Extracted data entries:
--- Begin ---
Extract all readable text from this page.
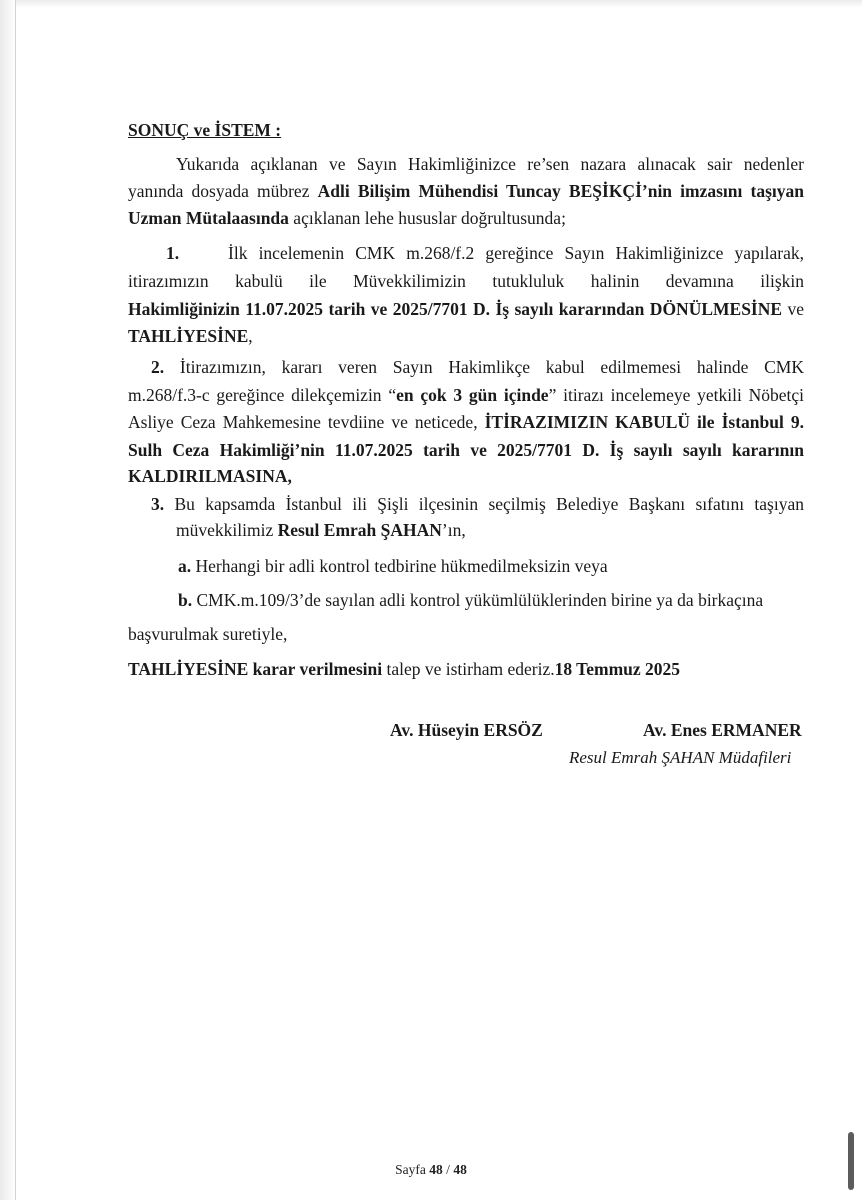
SONUÇ ve İSTEM :
Yukarıda açıklanan ve Sayın Hakimliğinizce re’sen nazara alınacak sair nedenler
yanında dosyada mübrez Adli Bilişim Mühendisi Tuncay BEŞİKÇİ’nin imzasını taşıyan
Uzman Mütalaasında açıklanan lehe hususlar doğrultusunda;
1.	İlk incelemenin CMK m.268/f.2 gereğince Sayın Hakimliğinizce yapılarak,
itirazımızın kabulü ile Müvekkilimizin tutukluluk halinin devamına ilişkin
Hakimliğinizin 11.07.2025 tarih ve 2025/7701 D. İş sayılı kararından DÖNÜLMESİNE ve
TAHLİYESİNE,
2. İtirazımızın, kararı veren Sayın Hakimlikçe kabul edilmemesi halinde CMK
m.268/f.3-c gereğince dilekçemizin “en çok 3 gün içinde” itirazı incelemeye yetkili Nöbetçi
Asliye Ceza Mahkemesine tevdiine ve neticede, İTİRAZIMIZIN KABULÜ ile İstanbul 9.
Sulh Ceza Hakimliği’nin 11.07.2025 tarih ve 2025/7701 D. İş sayılı sayılı kararının
KALDIRILMASINA,
3. Bu kapsamda İstanbul ili Şişli ilçesinin seçilmiş Belediye Başkanı sıfatını taşıyan
müvekkilimiz Resul Emrah ŞAHAN’ın,
a. Herhangi bir adli kontrol tedbirine hükmedilmeksizin veya
b. CMK.m.109/3’de sayılan adli kontrol yükümlülüklerinden birine ya da birkaçına
başvurulmak suretiyle,
TAHLİYESİNE karar verilmesini talep ve istirham ederiz.18 Temmuz 2025
Av. Hüseyin ERSÖZ	Av. Enes ERMANER
Resul Emrah ŞAHAN Müdafileri
Sayfa 48 / 48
--- End ---
■ Set task
Quote all the lines above exactly as given. Do not include the pictures.

■ Finished task
Extract all readable text from this page.
SONUÇ ve İSTEM :
Yukarıda açıklanan ve Sayın Hakimliğinizce re’sen nazara alınacak sair nedenler
yanında dosyada mübrez Adli Bilişim Mühendisi Tuncay BEŞİKÇİ’nin imzasını taşıyan
Uzman Mütalaasında açıklanan lehe hususlar doğrultusunda;
1.	İlk incelemenin CMK m.268/f.2 gereğince Sayın Hakimliğinizce yapılarak,
itirazımızın kabulü ile Müvekkilimizin tutukluluk halinin devamına ilişkin
Hakimliğinizin 11.07.2025 tarih ve 2025/7701 D. İş sayılı kararından DÖNÜLMESİNE ve
TAHLİYESİNE,
2. İtirazımızın, kararı veren Sayın Hakimlikçe kabul edilmemesi halinde CMK
m.268/f.3-c gereğince dilekçemizin “en çok 3 gün içinde” itirazı incelemeye yetkili Nöbetçi
Asliye Ceza Mahkemesine tevdiine ve neticede, İTİRAZIMIZIN KABULÜ ile İstanbul 9.
Sulh Ceza Hakimliği’nin 11.07.2025 tarih ve 2025/7701 D. İş sayılı sayılı kararının
KALDIRILMASINA,
3. Bu kapsamda İstanbul ili Şişli ilçesinin seçilmiş Belediye Başkanı sıfatını taşıyan
müvekkilimiz Resul Emrah ŞAHAN’ın,
a. Herhangi bir adli kontrol tedbirine hükmedilmeksizin veya
b. CMK.m.109/3’de sayılan adli kontrol yükümlülüklerinden birine ya da birkaçına
başvurulmak suretiyle,
TAHLİYESİNE karar verilmesini talep ve istirham ederiz.18 Temmuz 2025
Av. Hüseyin ERSÖZ	Av. Enes ERMANER
Resul Emrah ŞAHAN Müdafileri
Sayfa 48 / 48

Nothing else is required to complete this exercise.